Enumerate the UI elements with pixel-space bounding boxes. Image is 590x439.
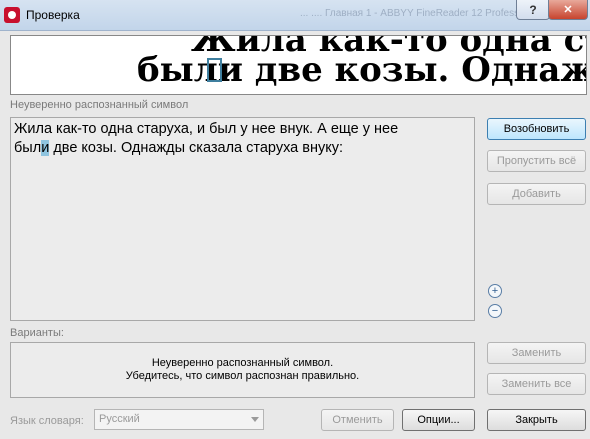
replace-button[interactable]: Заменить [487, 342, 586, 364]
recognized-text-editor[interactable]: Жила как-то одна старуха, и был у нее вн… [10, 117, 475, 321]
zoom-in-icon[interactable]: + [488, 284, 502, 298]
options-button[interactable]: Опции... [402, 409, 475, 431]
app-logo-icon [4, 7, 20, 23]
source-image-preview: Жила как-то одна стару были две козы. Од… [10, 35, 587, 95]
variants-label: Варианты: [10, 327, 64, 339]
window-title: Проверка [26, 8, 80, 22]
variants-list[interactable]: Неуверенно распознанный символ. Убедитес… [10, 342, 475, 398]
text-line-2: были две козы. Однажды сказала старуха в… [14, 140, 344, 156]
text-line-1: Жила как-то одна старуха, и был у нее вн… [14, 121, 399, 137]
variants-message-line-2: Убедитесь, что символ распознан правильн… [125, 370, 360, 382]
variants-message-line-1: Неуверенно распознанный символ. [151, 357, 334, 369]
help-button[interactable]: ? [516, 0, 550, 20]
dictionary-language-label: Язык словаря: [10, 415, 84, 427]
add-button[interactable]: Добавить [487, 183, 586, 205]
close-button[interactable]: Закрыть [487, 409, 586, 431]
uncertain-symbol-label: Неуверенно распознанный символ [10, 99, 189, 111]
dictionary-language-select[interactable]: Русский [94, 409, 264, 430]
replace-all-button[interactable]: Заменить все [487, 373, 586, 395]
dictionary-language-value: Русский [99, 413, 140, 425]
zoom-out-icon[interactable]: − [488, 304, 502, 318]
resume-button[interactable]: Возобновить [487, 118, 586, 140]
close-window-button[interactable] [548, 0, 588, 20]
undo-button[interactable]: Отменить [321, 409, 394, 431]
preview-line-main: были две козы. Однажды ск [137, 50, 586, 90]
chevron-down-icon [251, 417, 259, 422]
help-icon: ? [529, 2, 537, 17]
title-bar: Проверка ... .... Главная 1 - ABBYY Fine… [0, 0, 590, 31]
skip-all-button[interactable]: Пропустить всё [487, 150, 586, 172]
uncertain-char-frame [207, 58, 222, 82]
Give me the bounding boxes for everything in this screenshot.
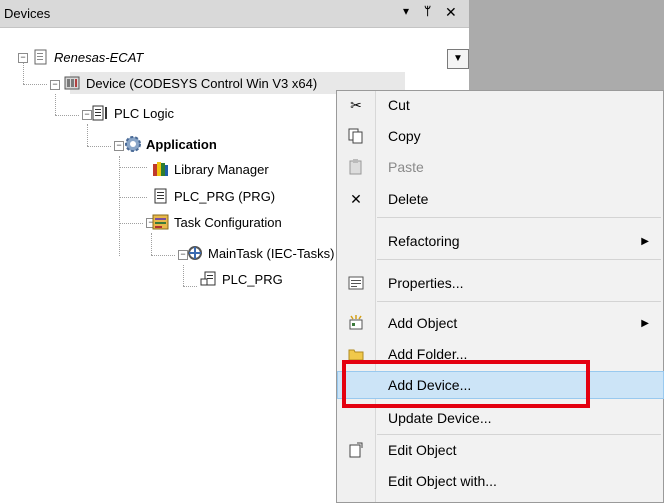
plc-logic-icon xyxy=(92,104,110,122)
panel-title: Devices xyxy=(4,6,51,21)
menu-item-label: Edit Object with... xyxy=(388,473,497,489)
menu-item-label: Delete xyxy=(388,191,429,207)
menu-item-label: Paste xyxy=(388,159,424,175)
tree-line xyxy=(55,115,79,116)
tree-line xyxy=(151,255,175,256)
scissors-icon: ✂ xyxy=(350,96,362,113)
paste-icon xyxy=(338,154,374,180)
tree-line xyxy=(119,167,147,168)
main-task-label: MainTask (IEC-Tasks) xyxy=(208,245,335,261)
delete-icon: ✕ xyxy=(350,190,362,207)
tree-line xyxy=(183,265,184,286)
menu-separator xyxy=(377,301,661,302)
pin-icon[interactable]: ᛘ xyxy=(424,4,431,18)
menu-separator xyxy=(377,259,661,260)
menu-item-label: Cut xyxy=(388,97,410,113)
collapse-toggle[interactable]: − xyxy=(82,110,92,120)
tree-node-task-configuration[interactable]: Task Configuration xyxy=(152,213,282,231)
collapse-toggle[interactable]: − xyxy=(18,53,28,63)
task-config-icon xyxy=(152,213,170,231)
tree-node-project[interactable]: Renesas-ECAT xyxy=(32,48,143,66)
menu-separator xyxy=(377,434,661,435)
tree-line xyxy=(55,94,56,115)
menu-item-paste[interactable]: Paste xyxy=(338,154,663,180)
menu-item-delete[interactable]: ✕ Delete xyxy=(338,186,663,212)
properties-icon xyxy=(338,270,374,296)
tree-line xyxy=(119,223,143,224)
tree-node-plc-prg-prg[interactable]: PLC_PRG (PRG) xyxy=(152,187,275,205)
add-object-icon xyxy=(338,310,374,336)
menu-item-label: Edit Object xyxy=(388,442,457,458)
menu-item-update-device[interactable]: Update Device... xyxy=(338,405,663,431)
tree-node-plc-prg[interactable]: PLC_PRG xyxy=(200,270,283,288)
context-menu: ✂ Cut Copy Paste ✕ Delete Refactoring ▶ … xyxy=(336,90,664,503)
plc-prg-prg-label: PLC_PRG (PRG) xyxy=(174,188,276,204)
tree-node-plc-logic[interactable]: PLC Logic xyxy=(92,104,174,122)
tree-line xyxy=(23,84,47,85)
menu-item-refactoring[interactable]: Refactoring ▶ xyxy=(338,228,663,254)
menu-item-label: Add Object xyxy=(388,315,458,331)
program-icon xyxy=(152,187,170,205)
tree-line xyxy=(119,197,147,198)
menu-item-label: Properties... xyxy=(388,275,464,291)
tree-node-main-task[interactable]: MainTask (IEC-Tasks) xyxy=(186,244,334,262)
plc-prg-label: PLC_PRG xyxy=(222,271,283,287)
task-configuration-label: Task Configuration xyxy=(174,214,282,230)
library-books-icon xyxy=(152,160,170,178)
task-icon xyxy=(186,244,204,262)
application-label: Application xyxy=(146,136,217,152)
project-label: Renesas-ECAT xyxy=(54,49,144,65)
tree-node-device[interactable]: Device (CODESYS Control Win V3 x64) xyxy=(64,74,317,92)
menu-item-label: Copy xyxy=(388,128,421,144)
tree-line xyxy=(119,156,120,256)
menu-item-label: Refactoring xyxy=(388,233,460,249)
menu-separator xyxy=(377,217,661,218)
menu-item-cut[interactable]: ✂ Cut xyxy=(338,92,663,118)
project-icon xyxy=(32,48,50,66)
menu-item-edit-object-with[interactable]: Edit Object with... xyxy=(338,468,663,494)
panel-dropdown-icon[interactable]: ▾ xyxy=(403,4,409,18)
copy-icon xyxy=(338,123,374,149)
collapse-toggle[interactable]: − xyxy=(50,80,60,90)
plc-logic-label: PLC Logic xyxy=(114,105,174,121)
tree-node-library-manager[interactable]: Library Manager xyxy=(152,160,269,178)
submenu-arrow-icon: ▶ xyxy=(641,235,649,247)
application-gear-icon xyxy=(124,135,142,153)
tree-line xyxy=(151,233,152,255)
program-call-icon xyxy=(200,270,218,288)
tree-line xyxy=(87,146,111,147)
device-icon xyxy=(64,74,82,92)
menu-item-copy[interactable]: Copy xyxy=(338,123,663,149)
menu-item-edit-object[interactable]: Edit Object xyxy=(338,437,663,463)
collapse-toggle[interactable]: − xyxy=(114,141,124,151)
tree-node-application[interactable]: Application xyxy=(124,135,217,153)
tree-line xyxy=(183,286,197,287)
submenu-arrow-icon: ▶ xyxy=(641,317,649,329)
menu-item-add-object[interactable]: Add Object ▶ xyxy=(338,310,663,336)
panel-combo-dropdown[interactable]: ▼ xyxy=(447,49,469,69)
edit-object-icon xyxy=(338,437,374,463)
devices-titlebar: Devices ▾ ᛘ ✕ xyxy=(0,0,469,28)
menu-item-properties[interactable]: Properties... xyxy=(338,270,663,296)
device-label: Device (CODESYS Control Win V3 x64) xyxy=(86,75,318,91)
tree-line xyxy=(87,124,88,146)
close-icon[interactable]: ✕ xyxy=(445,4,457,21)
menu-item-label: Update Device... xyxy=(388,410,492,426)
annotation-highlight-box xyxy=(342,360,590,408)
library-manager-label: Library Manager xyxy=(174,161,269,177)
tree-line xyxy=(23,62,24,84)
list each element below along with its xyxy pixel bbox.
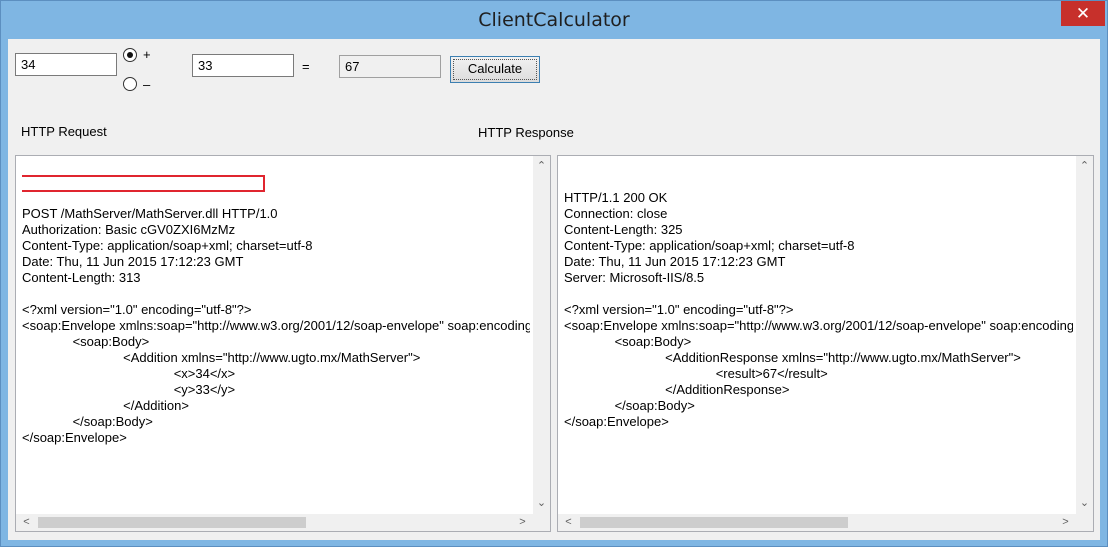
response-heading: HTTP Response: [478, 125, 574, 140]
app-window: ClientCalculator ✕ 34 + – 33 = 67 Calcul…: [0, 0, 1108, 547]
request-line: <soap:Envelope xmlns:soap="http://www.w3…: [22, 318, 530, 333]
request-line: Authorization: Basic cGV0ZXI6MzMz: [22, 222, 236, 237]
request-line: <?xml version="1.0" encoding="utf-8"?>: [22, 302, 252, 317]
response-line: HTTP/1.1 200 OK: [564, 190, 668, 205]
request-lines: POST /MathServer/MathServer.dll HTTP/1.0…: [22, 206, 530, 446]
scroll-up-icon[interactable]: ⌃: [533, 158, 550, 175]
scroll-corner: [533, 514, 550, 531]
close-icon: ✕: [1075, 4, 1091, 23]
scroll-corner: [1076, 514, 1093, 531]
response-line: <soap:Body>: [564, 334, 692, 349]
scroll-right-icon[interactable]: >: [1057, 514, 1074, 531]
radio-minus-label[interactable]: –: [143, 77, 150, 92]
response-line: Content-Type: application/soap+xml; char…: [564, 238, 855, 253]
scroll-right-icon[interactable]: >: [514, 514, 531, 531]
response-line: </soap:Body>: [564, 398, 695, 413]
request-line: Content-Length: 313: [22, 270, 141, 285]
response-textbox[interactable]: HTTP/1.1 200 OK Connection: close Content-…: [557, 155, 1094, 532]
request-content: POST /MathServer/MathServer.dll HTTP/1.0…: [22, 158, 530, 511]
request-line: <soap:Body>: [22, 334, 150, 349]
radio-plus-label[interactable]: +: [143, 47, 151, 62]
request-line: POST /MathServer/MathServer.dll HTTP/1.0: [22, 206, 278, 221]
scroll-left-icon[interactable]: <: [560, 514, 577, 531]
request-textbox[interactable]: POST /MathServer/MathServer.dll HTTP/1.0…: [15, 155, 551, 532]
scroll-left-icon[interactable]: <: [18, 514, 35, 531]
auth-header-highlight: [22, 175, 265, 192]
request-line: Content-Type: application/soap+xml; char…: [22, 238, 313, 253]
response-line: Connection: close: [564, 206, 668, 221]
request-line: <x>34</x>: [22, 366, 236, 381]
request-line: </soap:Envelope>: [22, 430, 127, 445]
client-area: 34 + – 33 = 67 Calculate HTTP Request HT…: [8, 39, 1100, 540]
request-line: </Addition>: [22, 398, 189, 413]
━━━━━━━━━━━━━━━━━━━━
**What to produce:** Format the lines from the top of the records through the line holding "Give me the", inclusive, as a numbered list, without blank lines or pictures.

**Solution:**
1. Enumerate the UI elements with pixel-space bounding boxes. Image is 590x439.
2. replace-button[interactable]: Заменить [487, 342, 586, 364]
3. recognized-text-editor[interactable]: Жила как-то одна старуха, и был у нее вн… [10, 117, 475, 321]
4. zoom-in-icon[interactable]: + [488, 284, 502, 298]
5. options-button[interactable]: Опции... [402, 409, 475, 431]
6. app-logo-icon [4, 7, 20, 23]
7. source-image-preview: Жила как-то одна стару были две козы. Од… [10, 35, 587, 95]
8. variants-label: Варианты: [10, 327, 64, 339]
9. window-title: Проверка [26, 8, 80, 22]
10. variants-list[interactable]: Неуверенно распознанный символ. Убедитес… [10, 342, 475, 398]
11. text-line-2: были две козы. Однажды сказала старуха в… [14, 140, 344, 156]
12. text-line-1: Жила как-то одна старуха, и был у нее вн… [14, 121, 399, 137]
13. variants-message-line-2: Убедитесь, что символ распознан правильн… [125, 370, 360, 382]
14. variants-message-line-1: Неуверенно распознанный символ. [151, 357, 334, 369]
15. help-button[interactable]: ? [516, 0, 550, 20]
16. dictionary-language-label: Язык словаря: [10, 415, 84, 427]
17. add-button[interactable]: Добавить [487, 183, 586, 205]
18. close-button[interactable]: Закрыть [487, 409, 586, 431]
19. uncertain-symbol-label: Неуверенно распознанный символ [10, 99, 189, 111]
20. dictionary-language-select[interactable]: Русский [94, 409, 264, 430]
21. replace-all-button[interactable]: Заменить все [487, 373, 586, 395]
22. dictionary-language-value: Русский [99, 413, 140, 425]
23. zoom-out-icon[interactable]: − [488, 304, 502, 318]
24. resume-button[interactable]: Возобновить [487, 118, 586, 140]
25. close-window-button[interactable] [548, 0, 588, 20]
26. undo-button[interactable]: Отменить [321, 409, 394, 431]
27. preview-line-main: были две козы. Однажды ск [137, 50, 586, 90]
28. chevron-down-icon [251, 417, 259, 422]
29. help-icon: ? [529, 2, 537, 17]
30. title-bar: Проверка ... .... Главная 1 - ABBYY Fine… [0, 0, 590, 31]
31. skip-all-button[interactable]: Пропустить всё [487, 150, 586, 172]
32. uncertain-char-frame [207, 58, 222, 82]
33. Give me the bounding boxes for everything in this screenshot.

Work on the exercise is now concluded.